** Start **
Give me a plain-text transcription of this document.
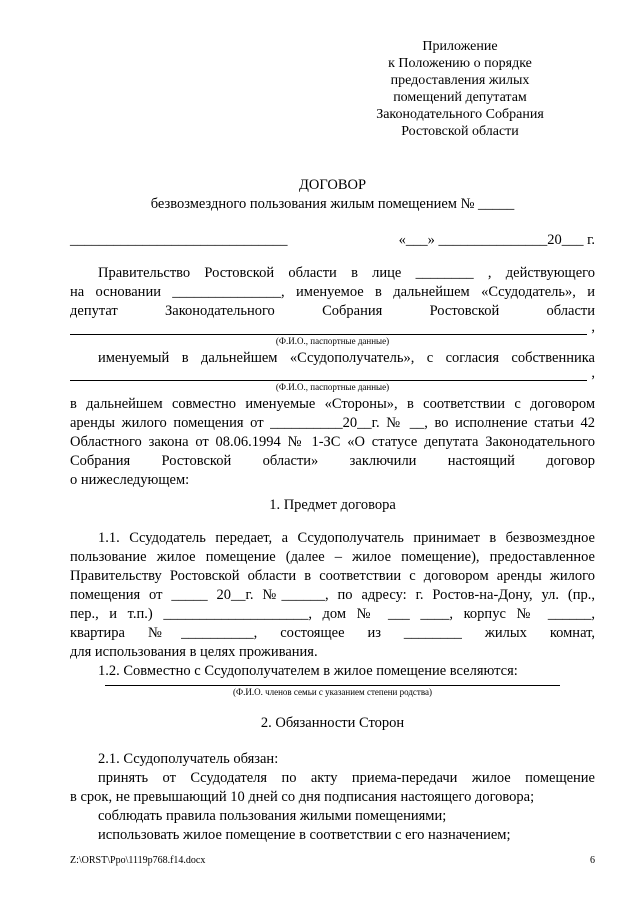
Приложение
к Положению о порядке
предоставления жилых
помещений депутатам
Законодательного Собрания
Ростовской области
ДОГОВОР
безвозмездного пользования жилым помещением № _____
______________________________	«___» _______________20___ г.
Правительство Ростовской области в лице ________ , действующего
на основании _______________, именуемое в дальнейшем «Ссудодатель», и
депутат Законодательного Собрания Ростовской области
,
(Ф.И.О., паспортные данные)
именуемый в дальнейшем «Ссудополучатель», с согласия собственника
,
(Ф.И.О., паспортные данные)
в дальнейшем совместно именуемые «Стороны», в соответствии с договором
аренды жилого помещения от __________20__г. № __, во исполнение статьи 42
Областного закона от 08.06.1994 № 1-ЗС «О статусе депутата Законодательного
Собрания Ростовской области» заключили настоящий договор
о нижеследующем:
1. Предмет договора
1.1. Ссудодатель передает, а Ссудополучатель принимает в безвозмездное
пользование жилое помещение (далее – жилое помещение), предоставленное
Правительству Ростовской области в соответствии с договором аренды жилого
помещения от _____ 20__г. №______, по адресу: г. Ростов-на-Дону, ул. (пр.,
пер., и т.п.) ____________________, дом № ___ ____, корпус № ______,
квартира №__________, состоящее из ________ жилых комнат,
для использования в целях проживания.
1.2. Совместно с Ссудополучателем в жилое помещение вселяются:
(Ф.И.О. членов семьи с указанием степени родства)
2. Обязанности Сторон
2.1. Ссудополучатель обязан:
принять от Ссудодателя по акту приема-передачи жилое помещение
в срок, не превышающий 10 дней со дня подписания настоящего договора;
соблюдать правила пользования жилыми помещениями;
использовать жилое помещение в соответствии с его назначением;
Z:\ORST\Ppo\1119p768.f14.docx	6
** End **
** Start **
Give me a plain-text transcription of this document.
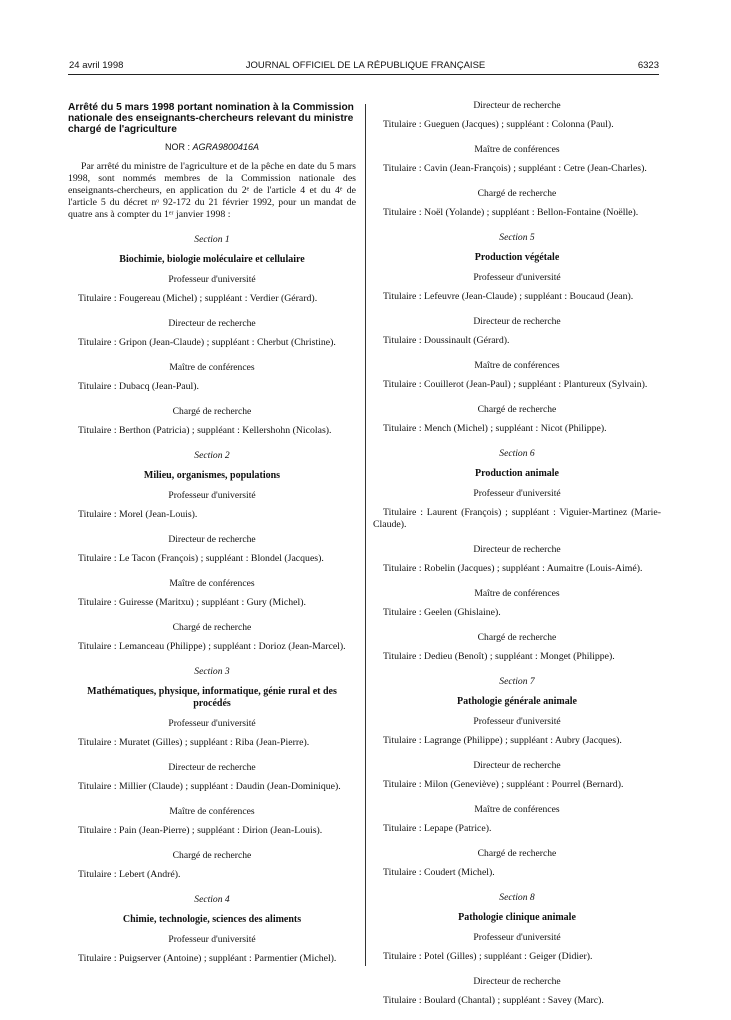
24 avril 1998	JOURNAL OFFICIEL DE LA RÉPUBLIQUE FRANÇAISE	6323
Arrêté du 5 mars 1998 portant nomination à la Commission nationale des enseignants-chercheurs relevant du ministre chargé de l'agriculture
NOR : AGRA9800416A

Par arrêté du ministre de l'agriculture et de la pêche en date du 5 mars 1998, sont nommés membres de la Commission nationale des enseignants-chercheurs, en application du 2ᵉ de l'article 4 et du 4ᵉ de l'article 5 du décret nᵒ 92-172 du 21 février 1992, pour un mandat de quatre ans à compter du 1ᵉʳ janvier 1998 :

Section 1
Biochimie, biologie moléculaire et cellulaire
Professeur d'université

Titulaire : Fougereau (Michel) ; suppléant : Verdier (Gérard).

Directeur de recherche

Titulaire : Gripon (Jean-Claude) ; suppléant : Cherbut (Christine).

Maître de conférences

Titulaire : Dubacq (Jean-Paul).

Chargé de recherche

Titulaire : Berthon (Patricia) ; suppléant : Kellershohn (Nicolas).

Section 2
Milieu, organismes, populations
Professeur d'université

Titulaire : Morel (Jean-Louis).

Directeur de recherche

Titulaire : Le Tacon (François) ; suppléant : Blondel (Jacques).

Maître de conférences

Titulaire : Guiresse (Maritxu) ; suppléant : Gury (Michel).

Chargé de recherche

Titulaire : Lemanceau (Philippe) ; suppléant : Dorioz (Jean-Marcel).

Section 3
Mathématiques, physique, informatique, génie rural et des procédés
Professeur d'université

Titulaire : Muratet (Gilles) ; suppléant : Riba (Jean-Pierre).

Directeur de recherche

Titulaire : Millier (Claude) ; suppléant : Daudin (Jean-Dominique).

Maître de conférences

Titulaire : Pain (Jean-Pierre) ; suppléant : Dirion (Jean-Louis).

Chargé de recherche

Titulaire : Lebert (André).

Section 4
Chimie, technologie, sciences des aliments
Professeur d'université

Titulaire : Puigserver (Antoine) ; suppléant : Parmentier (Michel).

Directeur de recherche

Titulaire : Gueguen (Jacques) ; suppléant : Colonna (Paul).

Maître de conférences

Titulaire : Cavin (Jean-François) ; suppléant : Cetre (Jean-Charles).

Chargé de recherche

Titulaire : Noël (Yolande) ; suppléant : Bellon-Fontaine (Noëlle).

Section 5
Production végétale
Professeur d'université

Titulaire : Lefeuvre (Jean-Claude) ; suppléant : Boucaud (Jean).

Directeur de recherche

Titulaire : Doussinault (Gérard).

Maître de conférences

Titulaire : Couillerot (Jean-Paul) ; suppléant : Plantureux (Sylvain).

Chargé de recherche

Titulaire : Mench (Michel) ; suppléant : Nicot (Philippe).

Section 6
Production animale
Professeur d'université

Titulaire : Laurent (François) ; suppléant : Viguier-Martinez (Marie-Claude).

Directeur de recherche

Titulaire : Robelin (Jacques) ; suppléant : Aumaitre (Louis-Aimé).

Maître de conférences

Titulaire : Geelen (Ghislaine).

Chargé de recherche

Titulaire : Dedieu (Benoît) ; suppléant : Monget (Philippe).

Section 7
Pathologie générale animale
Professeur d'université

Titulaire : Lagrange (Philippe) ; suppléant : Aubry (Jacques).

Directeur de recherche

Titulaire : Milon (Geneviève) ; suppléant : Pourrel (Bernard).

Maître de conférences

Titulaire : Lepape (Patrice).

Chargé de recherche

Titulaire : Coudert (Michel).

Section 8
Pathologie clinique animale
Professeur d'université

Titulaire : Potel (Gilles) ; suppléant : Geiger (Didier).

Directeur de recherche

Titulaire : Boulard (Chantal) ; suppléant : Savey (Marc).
** End **
** Start **
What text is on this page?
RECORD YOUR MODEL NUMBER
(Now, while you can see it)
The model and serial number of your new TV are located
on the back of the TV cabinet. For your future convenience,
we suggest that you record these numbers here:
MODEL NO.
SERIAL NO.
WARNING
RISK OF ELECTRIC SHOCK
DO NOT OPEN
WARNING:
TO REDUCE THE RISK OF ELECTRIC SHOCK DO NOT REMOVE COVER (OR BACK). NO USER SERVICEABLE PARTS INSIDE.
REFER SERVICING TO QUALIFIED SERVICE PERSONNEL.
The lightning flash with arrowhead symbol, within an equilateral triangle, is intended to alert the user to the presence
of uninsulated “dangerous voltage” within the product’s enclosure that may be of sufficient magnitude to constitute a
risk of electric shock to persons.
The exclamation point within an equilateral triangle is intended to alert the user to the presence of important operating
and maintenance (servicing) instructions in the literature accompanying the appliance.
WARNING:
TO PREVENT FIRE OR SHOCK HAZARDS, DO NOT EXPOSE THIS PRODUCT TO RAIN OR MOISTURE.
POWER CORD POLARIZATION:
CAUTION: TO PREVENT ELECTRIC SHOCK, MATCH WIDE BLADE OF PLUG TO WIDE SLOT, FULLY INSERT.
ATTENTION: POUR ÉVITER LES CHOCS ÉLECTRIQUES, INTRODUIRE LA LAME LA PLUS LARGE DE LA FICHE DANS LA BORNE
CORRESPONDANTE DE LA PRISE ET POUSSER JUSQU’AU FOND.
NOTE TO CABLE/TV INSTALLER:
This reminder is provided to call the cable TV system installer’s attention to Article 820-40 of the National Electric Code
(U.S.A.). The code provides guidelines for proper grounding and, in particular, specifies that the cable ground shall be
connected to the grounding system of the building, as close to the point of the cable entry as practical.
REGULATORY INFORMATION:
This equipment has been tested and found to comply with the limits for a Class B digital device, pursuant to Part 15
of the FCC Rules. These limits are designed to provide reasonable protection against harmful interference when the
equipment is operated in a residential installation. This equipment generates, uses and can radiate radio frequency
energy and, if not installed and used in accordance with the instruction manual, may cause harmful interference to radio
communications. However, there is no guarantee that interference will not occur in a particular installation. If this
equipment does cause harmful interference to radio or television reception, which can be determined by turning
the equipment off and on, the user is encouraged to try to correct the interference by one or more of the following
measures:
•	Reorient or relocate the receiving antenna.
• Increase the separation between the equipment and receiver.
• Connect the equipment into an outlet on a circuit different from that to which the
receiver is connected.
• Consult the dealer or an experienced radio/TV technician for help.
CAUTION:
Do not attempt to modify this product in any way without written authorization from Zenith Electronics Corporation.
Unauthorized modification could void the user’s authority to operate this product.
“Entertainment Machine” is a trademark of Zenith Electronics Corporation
** End **
● Instruction:
Where a line above contains the string "intended", copy that line.

● Result:
The lightning flash with arrowhead symbol, within an equilateral triangle, is intended to alert the user to the presence
The exclamation point within an equilateral triangle is intended to alert the user to the presence of important operating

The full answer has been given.